→ Your objective: Type out every line below exactly as it reads.

## start

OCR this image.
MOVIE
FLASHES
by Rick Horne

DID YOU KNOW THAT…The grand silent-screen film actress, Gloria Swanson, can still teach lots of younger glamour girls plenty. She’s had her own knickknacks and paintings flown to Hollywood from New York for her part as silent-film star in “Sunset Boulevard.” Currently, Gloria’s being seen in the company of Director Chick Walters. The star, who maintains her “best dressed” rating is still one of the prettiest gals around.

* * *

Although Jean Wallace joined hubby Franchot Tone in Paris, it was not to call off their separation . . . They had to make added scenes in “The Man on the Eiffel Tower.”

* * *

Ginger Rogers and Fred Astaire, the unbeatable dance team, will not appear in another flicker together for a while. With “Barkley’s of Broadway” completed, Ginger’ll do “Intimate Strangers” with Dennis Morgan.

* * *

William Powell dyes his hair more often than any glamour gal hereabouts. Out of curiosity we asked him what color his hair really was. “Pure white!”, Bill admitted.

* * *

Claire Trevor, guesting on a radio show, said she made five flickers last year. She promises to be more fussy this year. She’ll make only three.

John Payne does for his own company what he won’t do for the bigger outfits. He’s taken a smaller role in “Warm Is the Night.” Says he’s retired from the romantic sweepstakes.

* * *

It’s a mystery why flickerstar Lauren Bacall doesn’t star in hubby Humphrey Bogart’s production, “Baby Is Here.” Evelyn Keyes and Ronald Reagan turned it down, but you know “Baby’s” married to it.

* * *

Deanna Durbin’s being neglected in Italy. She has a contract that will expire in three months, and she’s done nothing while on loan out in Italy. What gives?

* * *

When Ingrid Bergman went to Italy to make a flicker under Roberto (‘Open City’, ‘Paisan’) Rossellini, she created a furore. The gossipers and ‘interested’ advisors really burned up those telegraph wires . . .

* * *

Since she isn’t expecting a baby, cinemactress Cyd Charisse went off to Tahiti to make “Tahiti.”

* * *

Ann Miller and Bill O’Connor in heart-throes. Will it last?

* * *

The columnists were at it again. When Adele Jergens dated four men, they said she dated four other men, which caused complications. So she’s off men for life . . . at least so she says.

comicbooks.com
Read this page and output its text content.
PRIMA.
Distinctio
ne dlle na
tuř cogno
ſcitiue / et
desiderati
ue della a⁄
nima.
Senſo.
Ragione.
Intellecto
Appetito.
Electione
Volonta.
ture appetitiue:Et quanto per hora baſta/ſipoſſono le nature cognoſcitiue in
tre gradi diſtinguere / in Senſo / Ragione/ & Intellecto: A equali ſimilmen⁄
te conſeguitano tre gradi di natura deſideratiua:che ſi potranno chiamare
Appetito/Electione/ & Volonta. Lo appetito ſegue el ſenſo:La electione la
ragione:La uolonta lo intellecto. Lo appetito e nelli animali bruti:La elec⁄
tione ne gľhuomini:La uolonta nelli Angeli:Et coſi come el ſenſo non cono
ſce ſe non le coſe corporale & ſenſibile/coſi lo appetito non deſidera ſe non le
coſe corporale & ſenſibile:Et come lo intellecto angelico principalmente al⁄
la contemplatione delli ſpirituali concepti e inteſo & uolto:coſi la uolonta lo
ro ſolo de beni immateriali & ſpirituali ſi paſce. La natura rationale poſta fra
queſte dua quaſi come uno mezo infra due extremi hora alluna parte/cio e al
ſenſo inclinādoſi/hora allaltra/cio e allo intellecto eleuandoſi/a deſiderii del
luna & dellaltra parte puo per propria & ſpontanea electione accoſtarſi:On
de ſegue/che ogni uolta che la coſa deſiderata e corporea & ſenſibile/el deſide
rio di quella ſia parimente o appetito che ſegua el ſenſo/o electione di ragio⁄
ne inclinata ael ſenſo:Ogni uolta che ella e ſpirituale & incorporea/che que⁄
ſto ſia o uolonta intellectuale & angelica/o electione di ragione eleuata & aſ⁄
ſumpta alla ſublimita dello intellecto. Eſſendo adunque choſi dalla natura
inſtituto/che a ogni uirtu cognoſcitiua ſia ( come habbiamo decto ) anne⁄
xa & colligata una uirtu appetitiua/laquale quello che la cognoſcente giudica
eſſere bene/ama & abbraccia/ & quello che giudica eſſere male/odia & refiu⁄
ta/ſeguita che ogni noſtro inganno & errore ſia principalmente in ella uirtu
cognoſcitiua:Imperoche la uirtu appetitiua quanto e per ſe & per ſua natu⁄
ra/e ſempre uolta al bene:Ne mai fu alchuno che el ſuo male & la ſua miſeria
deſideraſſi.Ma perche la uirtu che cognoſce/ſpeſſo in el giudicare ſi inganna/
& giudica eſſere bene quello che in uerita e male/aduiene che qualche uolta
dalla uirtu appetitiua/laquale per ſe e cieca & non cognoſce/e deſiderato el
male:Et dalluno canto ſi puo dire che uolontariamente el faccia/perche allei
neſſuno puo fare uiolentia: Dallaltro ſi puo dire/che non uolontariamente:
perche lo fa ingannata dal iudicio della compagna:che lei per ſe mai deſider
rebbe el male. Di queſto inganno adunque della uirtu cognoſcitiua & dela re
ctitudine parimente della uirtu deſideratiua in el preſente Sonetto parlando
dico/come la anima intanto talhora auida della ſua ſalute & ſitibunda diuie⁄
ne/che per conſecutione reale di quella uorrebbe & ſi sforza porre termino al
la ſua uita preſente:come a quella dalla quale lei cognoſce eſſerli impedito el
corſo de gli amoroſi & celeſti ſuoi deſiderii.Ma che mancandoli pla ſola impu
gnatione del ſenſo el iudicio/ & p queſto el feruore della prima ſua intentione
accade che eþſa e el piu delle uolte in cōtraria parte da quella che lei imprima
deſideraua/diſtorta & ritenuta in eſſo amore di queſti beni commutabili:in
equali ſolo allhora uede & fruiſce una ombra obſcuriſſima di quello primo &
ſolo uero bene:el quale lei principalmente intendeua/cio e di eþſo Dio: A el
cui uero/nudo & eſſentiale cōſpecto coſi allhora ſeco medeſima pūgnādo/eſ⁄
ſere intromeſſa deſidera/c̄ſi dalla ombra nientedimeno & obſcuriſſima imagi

## end

→ Exercise answer:
OCR this image.
MOVIE
FLASHES
by Rick Horne

DID YOU KNOW THAT…The grand silent-screen film actress, Gloria Swanson, can still teach lots of younger glamour girls plenty. She’s had her own knickknacks and paintings flown to Hollywood from New York for her part as silent-film star in “Sunset Boulevard.” Currently, Gloria’s being seen in the company of Director Chick Walters. The star, who maintains her “best dressed” rating is still one of the prettiest gals around.

* * *

Although Jean Wallace joined hubby Franchot Tone in Paris, it was not to call off their separation . . . They had to make added scenes in “The Man on the Eiffel Tower.”

* * *

Ginger Rogers and Fred Astaire, the unbeatable dance team, will not appear in another flicker together for a while. With “Barkley’s of Broadway” completed, Ginger’ll do “Intimate Strangers” with Dennis Morgan.

* * *

William Powell dyes his hair more often than any glamour gal hereabouts. Out of curiosity we asked him what color his hair really was. “Pure white!”, Bill admitted.

* * *

Claire Trevor, guesting on a radio show, said she made five flickers last year. She promises to be more fussy this year. She’ll make only three.

John Payne does for his own company what he won’t do for the bigger outfits. He’s taken a smaller role in “Warm Is the Night.” Says he’s retired from the romantic sweepstakes.

* * *

It’s a mystery why flickerstar Lauren Bacall doesn’t star in hubby Humphrey Bogart’s production, “Baby Is Here.” Evelyn Keyes and Ronald Reagan turned it down, but you know “Baby’s” married to it.

* * *

Deanna Durbin’s being neglected in Italy. She has a contract that will expire in three months, and she’s done nothing while on loan out in Italy. What gives?

* * *

When Ingrid Bergman went to Italy to make a flicker under Roberto (‘Open City’, ‘Paisan’) Rossellini, she created a furore. The gossipers and ‘interested’ advisors really burned up those telegraph wires . . .

* * *

Since she isn’t expecting a baby, cinemactress Cyd Charisse went off to Tahiti to make “Tahiti.”

* * *

Ann Miller and Bill O’Connor in heart-throes. Will it last?

* * *

The columnists were at it again. When Adele Jergens dated four men, they said she dated four other men, which caused complications. So she’s off men for life . . . at least so she says.

comicbooks.com
Read this page and output its text content.
PRIMA.
Distinctio
ne dlle na
tuř cogno
ſcitiue / et
desiderati
ue della a⁄
nima.
Senſo.
Ragione.
Intellecto
Appetito.
Electione
Volonta.
ture appetitiue:Et quanto per hora baſta/ſipoſſono le nature cognoſcitiue in
tre gradi diſtinguere / in Senſo / Ragione/ & Intellecto: A equali ſimilmen⁄
te conſeguitano tre gradi di natura deſideratiua:che ſi potranno chiamare
Appetito/Electione/ & Volonta. Lo appetito ſegue el ſenſo:La electione la
ragione:La uolonta lo intellecto. Lo appetito e nelli animali bruti:La elec⁄
tione ne gľhuomini:La uolonta nelli Angeli:Et coſi come el ſenſo non cono
ſce ſe non le coſe corporale & ſenſibile/coſi lo appetito non deſidera ſe non le
coſe corporale & ſenſibile:Et come lo intellecto angelico principalmente al⁄
la contemplatione delli ſpirituali concepti e inteſo & uolto:coſi la uolonta lo
ro ſolo de beni immateriali & ſpirituali ſi paſce. La natura rationale poſta fra
queſte dua quaſi come uno mezo infra due extremi hora alluna parte/cio e al
ſenſo inclinādoſi/hora allaltra/cio e allo intellecto eleuandoſi/a deſiderii del
luna & dellaltra parte puo per propria & ſpontanea electione accoſtarſi:On
de ſegue/che ogni uolta che la coſa deſiderata e corporea & ſenſibile/el deſide
rio di quella ſia parimente o appetito che ſegua el ſenſo/o electione di ragio⁄
ne inclinata ael ſenſo:Ogni uolta che ella e ſpirituale & incorporea/che que⁄
ſto ſia o uolonta intellectuale & angelica/o electione di ragione eleuata & aſ⁄
ſumpta alla ſublimita dello intellecto. Eſſendo adunque choſi dalla natura
inſtituto/che a ogni uirtu cognoſcitiua ſia ( come habbiamo decto ) anne⁄
xa & colligata una uirtu appetitiua/laquale quello che la cognoſcente giudica
eſſere bene/ama & abbraccia/ & quello che giudica eſſere male/odia & refiu⁄
ta/ſeguita che ogni noſtro inganno & errore ſia principalmente in ella uirtu
cognoſcitiua:Imperoche la uirtu appetitiua quanto e per ſe & per ſua natu⁄
ra/e ſempre uolta al bene:Ne mai fu alchuno che el ſuo male & la ſua miſeria
deſideraſſi.Ma perche la uirtu che cognoſce/ſpeſſo in el giudicare ſi inganna/
& giudica eſſere bene quello che in uerita e male/aduiene che qualche uolta
dalla uirtu appetitiua/laquale per ſe e cieca & non cognoſce/e deſiderato el
male:Et dalluno canto ſi puo dire che uolontariamente el faccia/perche allei
neſſuno puo fare uiolentia: Dallaltro ſi puo dire/che non uolontariamente:
perche lo fa ingannata dal iudicio della compagna:che lei per ſe mai deſider
rebbe el male. Di queſto inganno adunque della uirtu cognoſcitiua & dela re
ctitudine parimente della uirtu deſideratiua in el preſente Sonetto parlando
dico/come la anima intanto talhora auida della ſua ſalute & ſitibunda diuie⁄
ne/che per conſecutione reale di quella uorrebbe & ſi sforza porre termino al
la ſua uita preſente:come a quella dalla quale lei cognoſce eſſerli impedito el
corſo de gli amoroſi & celeſti ſuoi deſiderii.Ma che mancandoli pla ſola impu
gnatione del ſenſo el iudicio/ & p queſto el feruore della prima ſua intentione
accade che eþſa e el piu delle uolte in cōtraria parte da quella che lei imprima
deſideraua/diſtorta & ritenuta in eſſo amore di queſti beni commutabili:in
equali ſolo allhora uede & fruiſce una ombra obſcuriſſima di quello primo &
ſolo uero bene:el quale lei principalmente intendeua/cio e di eþſo Dio: A el
cui uero/nudo & eſſentiale cōſpecto coſi allhora ſeco medeſima pūgnādo/eſ⁄
ſere intromeſſa deſidera/c̄ſi dalla ombra nientedimeno & obſcuriſſima imagi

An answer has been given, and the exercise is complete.